What is asked —
Print out each record below, unaltered and complete, without its images.

Task input —
# # # # # # #
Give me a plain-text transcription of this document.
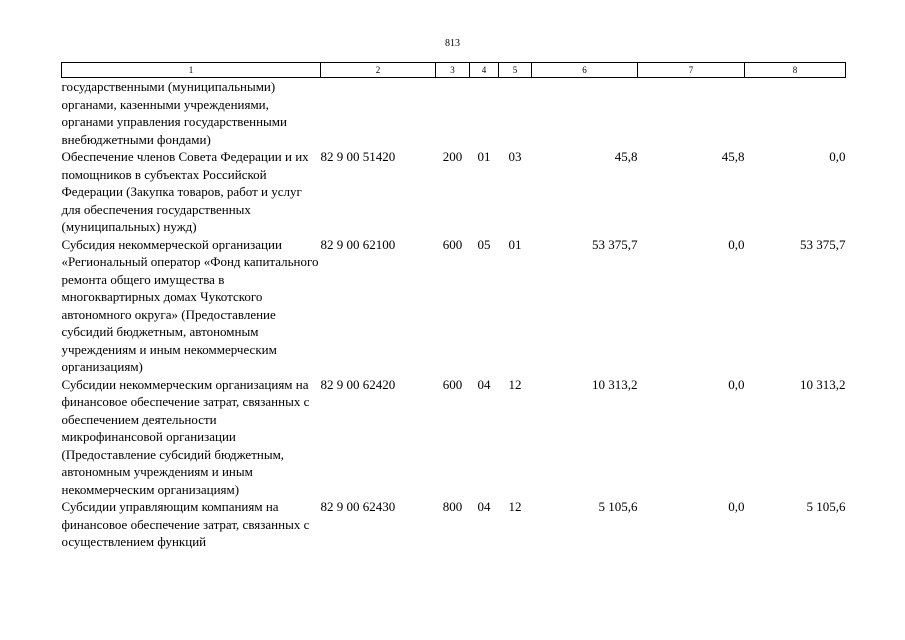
813
1	2	3	4	5	6	7	8
государственными (муниципальными) органами, казенными учреждениями, органами управления государственными внебюджетными фондами)							
Обеспечение членов Совета Федерации и их помощников в субъектах Российской Федерации (Закупка товаров, работ и услуг для обеспечения государственных (муниципальных) нужд)	82 9 00 51420	200	01	03	45,8	45,8	0,0
Субсидия некоммерческой организации «Региональный оператор «Фонд капитального ремонта общего имущества в многоквартирных домах Чукотского автономного округа» (Предоставление субсидий бюджетным, автономным учреждениям и иным некоммерческим организациям)	82 9 00 62100	600	05	01	53 375,7	0,0	53 375,7
Субсидии некоммерческим организациям на финансовое обеспечение затрат, связанных с обеспечением деятельности микрофинансовой организации (Предоставление субсидий бюджетным, автономным учреждениям и иным некоммерческим организациям)	82 9 00 62420	600	04	12	10 313,2	0,0	10 313,2
Субсидии управляющим компаниям на финансовое обеспечение затрат, связанных с осуществлением функций	82 9 00 62430	800	04	12	5 105,6	0,0	5 105,6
# # # # # # #
Exercise result —
Give me a plain-text transcription of this document.
813
1	2	3	4	5	6	7	8
государственными (муниципальными) органами, казенными учреждениями, органами управления государственными внебюджетными фондами)							
Обеспечение членов Совета Федерации и их помощников в субъектах Российской Федерации (Закупка товаров, работ и услуг для обеспечения государственных (муниципальных) нужд)	82 9 00 51420	200	01	03	45,8	45,8	0,0
Субсидия некоммерческой организации «Региональный оператор «Фонд капитального ремонта общего имущества в многоквартирных домах Чукотского автономного округа» (Предоставление субсидий бюджетным, автономным учреждениям и иным некоммерческим организациям)	82 9 00 62100	600	05	01	53 375,7	0,0	53 375,7
Субсидии некоммерческим организациям на финансовое обеспечение затрат, связанных с обеспечением деятельности микрофинансовой организации (Предоставление субсидий бюджетным, автономным учреждениям и иным некоммерческим организациям)	82 9 00 62420	600	04	12	10 313,2	0,0	10 313,2
Субсидии управляющим компаниям на финансовое обеспечение затрат, связанных с осуществлением функций	82 9 00 62430	800	04	12	5 105,6	0,0	5 105,6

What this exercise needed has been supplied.